====== TASK INPUTS ======
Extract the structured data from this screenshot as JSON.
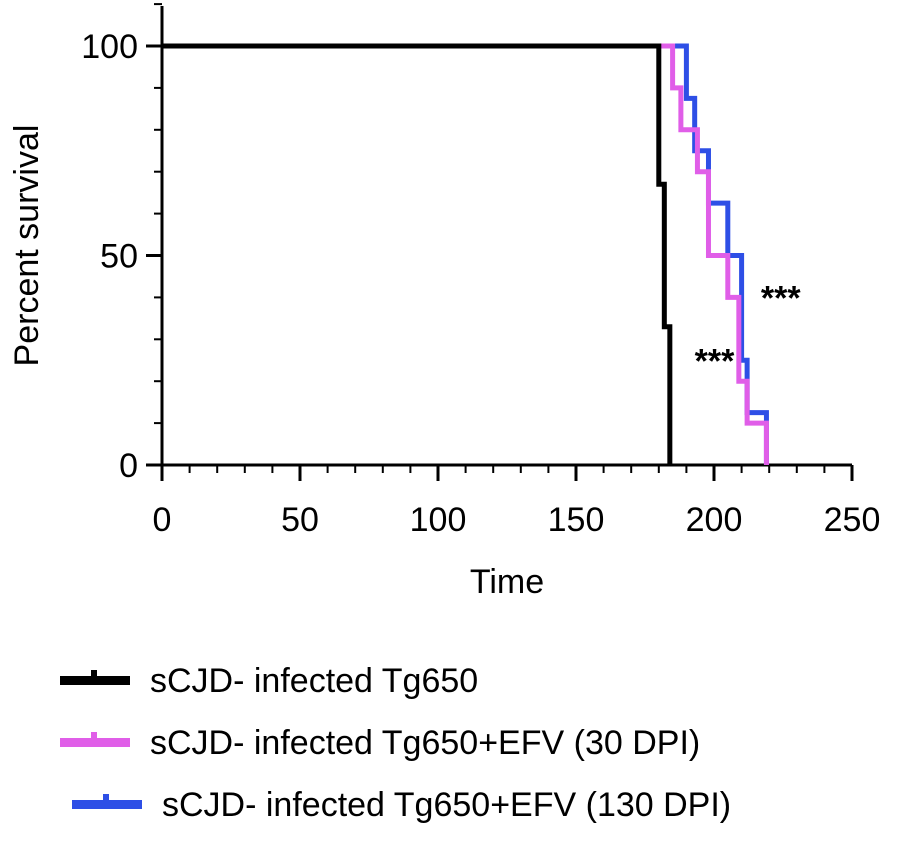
{
  "chart_data": {
    "type": "line",
    "subtype": "kaplan-meier survival step plot",
    "xlabel": "Time",
    "ylabel": "Percent survival",
    "xlim": [
      0,
      250
    ],
    "ylim": [
      0,
      100
    ],
    "xticks": [
      0,
      50,
      100,
      150,
      200,
      250
    ],
    "yticks": [
      0,
      50,
      100
    ],
    "x_minor_step": 10,
    "y_minor_step": 10,
    "grid": false,
    "legend_position": "bottom",
    "series": [
      {
        "name": "sCJD- infected Tg650",
        "color": "#000000",
        "x": [
          0,
          180,
          182,
          184
        ],
        "y": [
          100,
          67,
          33,
          0
        ]
      },
      {
        "name": "sCJD- infected Tg650+EFV (30 DPI)",
        "color": "#e05ee8",
        "x": [
          0,
          185,
          188,
          194,
          198,
          205,
          209,
          212,
          219
        ],
        "y": [
          100,
          90,
          80,
          70,
          50,
          40,
          20,
          10,
          0
        ]
      },
      {
        "name": "sCJD- infected Tg650+EFV (130 DPI)",
        "color": "#2e4fe6",
        "x": [
          0,
          190,
          193,
          198,
          205,
          210,
          212,
          219
        ],
        "y": [
          100,
          87.5,
          75,
          62.5,
          50,
          25,
          12.5,
          0
        ]
      }
    ],
    "annotations": [
      {
        "text": "***",
        "x": 217,
        "y": 40
      },
      {
        "text": "***",
        "x": 193,
        "y": 25
      }
    ]
  }
}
======
WHAT IS REQUIRED :: Without the pictures, write out every entry precisely as it appears.

FINISHED ANSWER ::
Extract the structured data from this screenshot as JSON.
{
  "chart_data": {
    "type": "line",
    "subtype": "kaplan-meier survival step plot",
    "xlabel": "Time",
    "ylabel": "Percent survival",
    "xlim": [
      0,
      250
    ],
    "ylim": [
      0,
      100
    ],
    "xticks": [
      0,
      50,
      100,
      150,
      200,
      250
    ],
    "yticks": [
      0,
      50,
      100
    ],
    "x_minor_step": 10,
    "y_minor_step": 10,
    "grid": false,
    "legend_position": "bottom",
    "series": [
      {
        "name": "sCJD- infected Tg650",
        "color": "#000000",
        "x": [
          0,
          180,
          182,
          184
        ],
        "y": [
          100,
          67,
          33,
          0
        ]
      },
      {
        "name": "sCJD- infected Tg650+EFV (30 DPI)",
        "color": "#e05ee8",
        "x": [
          0,
          185,
          188,
          194,
          198,
          205,
          209,
          212,
          219
        ],
        "y": [
          100,
          90,
          80,
          70,
          50,
          40,
          20,
          10,
          0
        ]
      },
      {
        "name": "sCJD- infected Tg650+EFV (130 DPI)",
        "color": "#2e4fe6",
        "x": [
          0,
          190,
          193,
          198,
          205,
          210,
          212,
          219
        ],
        "y": [
          100,
          87.5,
          75,
          62.5,
          50,
          25,
          12.5,
          0
        ]
      }
    ],
    "annotations": [
      {
        "text": "***",
        "x": 217,
        "y": 40
      },
      {
        "text": "***",
        "x": 193,
        "y": 25
      }
    ]
  }
}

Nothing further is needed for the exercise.